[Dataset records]
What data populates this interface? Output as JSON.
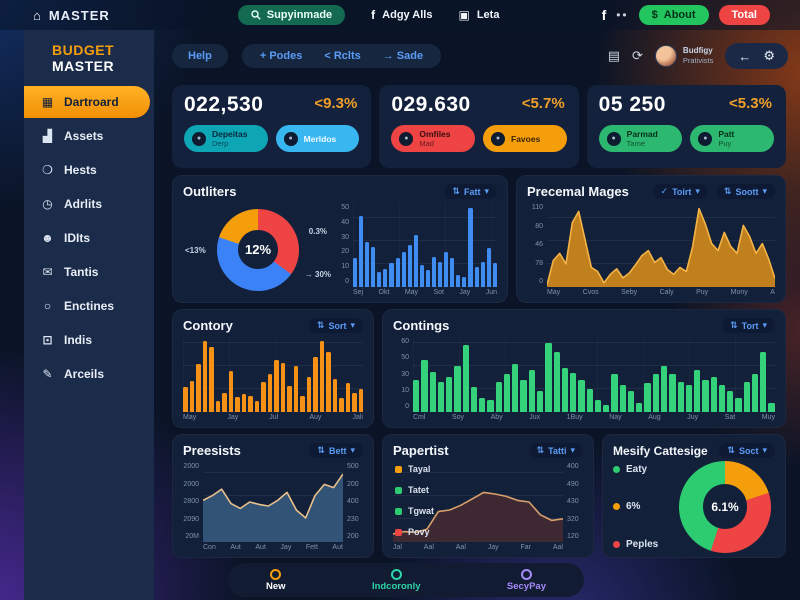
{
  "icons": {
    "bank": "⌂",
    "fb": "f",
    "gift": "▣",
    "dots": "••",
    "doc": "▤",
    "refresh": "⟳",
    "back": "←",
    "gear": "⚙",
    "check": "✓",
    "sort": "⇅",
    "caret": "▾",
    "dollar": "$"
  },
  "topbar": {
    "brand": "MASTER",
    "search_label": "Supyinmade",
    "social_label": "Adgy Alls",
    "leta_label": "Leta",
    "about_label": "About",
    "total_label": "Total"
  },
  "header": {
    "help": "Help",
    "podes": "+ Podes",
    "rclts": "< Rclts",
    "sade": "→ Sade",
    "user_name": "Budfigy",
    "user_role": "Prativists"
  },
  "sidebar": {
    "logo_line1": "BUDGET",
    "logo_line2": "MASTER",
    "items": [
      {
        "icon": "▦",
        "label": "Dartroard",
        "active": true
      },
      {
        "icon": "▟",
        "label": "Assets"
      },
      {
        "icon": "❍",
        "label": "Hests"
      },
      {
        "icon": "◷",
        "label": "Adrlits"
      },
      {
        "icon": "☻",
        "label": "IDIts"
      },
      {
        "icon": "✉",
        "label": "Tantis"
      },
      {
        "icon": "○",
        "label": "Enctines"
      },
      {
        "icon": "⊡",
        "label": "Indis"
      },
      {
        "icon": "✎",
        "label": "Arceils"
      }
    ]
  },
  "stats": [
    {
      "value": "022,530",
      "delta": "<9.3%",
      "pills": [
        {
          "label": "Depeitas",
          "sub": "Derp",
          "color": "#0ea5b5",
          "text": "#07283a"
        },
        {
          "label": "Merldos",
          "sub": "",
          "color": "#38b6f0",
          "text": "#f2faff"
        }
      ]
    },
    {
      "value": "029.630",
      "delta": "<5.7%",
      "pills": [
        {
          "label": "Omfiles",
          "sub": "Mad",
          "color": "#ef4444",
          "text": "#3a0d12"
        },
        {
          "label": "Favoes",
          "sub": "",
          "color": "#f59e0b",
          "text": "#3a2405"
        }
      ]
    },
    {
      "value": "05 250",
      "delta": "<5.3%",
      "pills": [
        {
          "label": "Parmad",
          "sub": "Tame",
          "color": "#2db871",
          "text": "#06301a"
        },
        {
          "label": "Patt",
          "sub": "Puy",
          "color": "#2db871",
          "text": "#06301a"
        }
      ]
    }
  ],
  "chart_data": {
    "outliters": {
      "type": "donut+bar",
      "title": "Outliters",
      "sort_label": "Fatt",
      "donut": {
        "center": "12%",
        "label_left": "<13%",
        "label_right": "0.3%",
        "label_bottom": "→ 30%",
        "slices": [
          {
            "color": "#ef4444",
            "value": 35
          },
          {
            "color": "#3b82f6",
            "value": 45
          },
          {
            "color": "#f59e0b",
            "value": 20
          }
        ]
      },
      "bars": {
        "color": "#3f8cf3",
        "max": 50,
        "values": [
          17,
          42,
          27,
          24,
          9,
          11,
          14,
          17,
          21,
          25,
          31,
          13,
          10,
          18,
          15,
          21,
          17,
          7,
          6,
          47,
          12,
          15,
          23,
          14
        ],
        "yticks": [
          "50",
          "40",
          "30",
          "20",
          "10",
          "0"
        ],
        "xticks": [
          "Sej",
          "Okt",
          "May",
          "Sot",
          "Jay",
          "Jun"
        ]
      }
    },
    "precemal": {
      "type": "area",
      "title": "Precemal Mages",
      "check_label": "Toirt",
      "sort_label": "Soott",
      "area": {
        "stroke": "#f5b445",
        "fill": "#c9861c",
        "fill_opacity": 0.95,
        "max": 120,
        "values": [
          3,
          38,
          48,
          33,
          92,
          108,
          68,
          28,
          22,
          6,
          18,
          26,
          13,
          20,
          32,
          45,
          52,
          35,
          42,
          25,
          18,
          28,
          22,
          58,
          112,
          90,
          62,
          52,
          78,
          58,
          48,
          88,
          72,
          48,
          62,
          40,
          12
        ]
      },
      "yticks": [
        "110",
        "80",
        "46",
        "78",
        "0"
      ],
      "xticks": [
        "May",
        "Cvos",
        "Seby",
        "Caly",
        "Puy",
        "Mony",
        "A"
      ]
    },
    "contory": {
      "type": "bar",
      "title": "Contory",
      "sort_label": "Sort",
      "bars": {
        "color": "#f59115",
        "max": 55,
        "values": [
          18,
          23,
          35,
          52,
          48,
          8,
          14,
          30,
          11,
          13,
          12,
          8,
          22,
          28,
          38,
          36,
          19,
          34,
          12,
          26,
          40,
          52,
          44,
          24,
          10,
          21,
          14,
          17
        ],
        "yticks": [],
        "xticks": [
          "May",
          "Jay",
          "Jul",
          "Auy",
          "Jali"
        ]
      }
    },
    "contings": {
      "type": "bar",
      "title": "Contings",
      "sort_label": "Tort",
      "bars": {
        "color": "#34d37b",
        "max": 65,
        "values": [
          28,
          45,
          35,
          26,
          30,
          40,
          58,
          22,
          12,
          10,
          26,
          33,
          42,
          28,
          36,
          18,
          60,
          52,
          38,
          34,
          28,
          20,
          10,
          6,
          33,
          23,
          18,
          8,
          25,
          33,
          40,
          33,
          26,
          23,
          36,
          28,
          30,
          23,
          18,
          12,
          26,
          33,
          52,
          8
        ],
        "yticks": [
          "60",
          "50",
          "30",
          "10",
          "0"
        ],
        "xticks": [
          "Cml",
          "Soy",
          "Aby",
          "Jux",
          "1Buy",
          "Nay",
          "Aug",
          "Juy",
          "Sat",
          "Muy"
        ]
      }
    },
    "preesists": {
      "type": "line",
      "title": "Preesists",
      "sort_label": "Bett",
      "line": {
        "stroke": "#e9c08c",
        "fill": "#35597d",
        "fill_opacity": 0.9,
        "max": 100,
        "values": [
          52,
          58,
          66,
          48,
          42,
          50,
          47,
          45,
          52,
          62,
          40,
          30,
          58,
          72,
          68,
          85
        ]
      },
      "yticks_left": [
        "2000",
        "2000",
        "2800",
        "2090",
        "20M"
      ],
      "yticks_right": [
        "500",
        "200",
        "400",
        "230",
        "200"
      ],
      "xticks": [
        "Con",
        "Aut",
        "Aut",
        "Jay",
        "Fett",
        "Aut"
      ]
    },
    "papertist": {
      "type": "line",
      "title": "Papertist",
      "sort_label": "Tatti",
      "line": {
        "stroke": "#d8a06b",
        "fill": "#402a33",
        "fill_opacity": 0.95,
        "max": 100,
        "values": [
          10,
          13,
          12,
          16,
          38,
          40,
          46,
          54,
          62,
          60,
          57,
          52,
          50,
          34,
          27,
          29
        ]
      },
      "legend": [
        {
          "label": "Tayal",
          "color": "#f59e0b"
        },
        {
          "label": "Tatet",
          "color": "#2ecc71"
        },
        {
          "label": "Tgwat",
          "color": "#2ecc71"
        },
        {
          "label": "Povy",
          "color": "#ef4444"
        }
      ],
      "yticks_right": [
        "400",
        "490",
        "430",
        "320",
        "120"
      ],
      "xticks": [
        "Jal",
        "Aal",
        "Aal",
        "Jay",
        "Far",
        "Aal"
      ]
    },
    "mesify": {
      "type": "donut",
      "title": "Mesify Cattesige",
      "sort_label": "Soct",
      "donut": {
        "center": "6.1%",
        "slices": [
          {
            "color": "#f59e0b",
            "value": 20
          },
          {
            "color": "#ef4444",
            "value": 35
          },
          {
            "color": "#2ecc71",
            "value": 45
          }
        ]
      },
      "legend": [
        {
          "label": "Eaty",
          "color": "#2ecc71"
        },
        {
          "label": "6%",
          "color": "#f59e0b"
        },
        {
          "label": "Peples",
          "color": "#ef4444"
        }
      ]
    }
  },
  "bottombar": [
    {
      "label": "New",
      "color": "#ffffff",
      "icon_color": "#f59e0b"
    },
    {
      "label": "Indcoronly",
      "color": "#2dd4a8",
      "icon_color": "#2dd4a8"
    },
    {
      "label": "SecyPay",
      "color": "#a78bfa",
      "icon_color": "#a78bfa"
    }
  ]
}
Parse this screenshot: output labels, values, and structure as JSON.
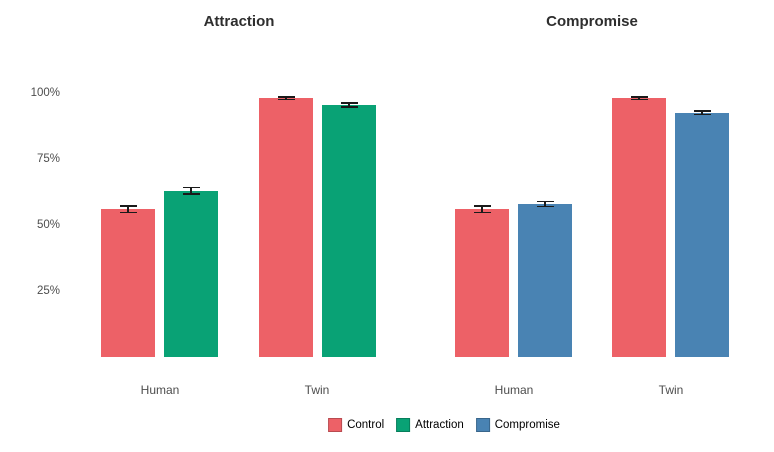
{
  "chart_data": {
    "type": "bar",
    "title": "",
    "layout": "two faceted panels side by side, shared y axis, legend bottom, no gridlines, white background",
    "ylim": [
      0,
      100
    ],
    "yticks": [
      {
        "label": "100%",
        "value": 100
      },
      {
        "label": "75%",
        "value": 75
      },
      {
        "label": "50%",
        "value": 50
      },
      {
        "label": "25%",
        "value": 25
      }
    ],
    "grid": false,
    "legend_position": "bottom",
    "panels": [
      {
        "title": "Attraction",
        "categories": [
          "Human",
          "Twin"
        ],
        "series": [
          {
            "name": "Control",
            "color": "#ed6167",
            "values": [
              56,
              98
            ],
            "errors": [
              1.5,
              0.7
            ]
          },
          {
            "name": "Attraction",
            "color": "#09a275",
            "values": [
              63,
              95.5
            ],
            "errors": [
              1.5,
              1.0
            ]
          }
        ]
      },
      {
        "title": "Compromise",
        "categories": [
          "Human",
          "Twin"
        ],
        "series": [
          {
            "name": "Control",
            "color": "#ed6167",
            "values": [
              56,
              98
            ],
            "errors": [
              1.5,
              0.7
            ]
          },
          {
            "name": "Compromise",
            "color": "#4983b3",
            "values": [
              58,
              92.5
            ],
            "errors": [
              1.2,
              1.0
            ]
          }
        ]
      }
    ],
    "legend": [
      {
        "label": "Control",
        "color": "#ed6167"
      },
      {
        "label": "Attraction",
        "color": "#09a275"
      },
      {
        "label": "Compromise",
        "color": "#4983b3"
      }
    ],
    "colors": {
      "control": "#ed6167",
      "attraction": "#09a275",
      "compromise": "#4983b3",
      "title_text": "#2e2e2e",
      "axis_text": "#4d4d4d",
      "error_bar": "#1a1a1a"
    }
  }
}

■ REQUIRED TASK ■
Gather from the data above every line with the string "panels".

■ RESPONSE ■
    "layout": "two faceted panels side by side, shared y axis, legend bottom, no gridlines, white background",
    "panels": [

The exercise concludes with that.